JOB: Locate the lines of the listing below that hold "二〇一二年", then copy each of them.

___

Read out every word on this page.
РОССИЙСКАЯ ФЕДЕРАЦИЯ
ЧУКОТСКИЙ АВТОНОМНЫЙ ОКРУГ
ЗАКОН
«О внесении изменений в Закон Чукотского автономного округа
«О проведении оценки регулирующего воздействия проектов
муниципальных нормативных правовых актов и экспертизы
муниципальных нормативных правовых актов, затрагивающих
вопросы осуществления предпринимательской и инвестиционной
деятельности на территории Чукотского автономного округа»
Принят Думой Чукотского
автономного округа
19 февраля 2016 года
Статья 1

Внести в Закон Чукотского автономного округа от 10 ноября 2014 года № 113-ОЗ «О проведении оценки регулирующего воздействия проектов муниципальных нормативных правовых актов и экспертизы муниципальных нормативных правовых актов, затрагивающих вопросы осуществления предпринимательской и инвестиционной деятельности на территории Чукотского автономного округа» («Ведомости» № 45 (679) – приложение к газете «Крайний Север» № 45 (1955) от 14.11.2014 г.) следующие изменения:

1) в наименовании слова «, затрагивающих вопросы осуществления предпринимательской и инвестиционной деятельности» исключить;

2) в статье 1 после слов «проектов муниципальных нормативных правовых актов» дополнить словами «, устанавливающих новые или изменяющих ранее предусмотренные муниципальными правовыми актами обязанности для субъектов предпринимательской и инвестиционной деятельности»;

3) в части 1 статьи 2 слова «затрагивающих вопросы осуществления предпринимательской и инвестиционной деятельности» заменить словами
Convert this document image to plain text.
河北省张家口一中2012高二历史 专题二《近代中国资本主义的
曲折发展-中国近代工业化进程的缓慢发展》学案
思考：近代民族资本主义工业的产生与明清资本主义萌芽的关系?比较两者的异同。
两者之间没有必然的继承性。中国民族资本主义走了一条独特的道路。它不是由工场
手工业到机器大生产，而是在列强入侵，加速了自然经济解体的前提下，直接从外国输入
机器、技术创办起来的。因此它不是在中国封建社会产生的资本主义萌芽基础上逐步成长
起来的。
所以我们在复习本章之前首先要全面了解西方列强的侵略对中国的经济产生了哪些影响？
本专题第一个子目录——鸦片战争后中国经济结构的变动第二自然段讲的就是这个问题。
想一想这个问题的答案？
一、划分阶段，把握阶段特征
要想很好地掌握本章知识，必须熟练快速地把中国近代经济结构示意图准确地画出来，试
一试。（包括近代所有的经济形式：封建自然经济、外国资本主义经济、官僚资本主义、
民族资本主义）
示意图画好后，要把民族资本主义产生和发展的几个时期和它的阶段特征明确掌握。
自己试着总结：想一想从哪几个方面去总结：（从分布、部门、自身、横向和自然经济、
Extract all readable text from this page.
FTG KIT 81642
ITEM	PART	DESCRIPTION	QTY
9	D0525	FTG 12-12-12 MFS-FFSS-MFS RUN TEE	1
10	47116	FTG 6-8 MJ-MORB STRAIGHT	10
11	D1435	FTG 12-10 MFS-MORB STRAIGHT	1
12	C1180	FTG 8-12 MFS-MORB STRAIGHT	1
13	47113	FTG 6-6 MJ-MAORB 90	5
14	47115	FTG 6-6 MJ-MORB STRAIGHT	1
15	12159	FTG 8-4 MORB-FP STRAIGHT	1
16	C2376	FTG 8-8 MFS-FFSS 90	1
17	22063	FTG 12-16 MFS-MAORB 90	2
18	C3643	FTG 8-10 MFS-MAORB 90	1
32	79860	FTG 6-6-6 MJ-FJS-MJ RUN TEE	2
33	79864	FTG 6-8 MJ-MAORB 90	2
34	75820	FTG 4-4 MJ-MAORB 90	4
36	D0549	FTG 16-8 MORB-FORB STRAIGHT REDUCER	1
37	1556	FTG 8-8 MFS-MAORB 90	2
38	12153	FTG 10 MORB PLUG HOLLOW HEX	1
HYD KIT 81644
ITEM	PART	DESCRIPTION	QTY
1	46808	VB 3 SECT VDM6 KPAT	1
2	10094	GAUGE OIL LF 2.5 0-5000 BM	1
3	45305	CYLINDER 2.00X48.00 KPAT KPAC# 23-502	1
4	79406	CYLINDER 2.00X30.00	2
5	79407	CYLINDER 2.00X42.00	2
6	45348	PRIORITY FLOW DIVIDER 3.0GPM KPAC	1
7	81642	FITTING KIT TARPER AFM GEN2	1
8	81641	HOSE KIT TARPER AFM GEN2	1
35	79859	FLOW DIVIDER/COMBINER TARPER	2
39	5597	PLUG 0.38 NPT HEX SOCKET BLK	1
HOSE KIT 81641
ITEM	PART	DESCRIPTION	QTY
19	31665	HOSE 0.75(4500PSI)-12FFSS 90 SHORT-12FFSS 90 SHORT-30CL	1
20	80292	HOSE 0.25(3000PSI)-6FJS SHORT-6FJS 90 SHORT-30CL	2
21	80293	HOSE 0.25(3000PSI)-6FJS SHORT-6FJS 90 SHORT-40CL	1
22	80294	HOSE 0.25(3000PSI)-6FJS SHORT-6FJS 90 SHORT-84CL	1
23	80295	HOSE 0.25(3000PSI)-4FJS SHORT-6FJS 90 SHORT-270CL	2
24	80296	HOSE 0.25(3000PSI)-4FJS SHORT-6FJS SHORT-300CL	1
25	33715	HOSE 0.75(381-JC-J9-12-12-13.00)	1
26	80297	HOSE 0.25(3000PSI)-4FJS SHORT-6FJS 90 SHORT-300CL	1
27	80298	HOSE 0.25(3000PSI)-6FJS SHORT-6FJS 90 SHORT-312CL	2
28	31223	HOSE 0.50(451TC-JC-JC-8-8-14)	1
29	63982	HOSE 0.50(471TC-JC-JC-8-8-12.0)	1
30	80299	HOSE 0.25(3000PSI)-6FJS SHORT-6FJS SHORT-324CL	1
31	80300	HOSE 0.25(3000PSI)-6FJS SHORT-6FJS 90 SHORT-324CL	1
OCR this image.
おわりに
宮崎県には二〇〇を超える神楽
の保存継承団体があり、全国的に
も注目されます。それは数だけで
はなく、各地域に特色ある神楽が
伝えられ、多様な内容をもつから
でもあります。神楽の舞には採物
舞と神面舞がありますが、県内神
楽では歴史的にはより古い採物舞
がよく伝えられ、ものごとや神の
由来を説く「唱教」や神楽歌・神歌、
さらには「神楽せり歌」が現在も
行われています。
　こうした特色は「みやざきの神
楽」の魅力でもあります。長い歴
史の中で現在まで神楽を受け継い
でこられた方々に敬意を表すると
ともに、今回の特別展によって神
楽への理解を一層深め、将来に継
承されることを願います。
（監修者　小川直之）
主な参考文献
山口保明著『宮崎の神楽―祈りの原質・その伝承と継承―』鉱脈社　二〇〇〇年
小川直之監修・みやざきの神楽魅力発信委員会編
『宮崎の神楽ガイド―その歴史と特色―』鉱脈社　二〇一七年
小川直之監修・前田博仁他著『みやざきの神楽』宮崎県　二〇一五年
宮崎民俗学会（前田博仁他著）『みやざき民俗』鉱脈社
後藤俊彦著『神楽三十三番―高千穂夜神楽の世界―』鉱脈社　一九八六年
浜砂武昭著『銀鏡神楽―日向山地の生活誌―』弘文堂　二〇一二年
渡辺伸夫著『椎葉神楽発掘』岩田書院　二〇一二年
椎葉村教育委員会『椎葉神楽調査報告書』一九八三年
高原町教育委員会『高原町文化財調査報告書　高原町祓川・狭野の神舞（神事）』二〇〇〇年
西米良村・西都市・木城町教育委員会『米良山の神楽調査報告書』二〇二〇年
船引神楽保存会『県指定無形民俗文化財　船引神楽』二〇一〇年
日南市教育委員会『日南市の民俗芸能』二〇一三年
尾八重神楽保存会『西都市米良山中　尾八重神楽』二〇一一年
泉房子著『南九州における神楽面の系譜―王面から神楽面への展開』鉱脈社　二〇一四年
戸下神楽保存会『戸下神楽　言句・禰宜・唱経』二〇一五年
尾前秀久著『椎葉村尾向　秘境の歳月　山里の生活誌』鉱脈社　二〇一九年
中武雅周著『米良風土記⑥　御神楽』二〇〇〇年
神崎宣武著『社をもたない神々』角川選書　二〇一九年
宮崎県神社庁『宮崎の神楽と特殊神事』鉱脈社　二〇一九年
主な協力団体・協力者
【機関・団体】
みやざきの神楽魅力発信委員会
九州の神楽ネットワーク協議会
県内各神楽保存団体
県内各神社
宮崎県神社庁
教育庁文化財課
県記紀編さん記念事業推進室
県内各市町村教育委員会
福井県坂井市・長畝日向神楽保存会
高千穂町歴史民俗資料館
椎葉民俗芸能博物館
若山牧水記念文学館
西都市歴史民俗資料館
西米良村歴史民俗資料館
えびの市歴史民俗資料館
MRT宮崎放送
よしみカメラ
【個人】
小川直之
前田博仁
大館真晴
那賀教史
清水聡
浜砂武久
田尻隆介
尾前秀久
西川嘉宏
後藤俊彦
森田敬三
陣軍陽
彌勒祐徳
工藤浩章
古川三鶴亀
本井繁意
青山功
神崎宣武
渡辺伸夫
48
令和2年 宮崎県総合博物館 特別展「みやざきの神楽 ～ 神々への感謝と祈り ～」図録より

___

ANSWER TO THE EXERCISE:
浜砂武昭著『銀鏡神楽―日向山地の生活誌―』弘文堂　二〇一二年
渡辺伸夫著『椎葉神楽発掘』岩田書院　二〇一二年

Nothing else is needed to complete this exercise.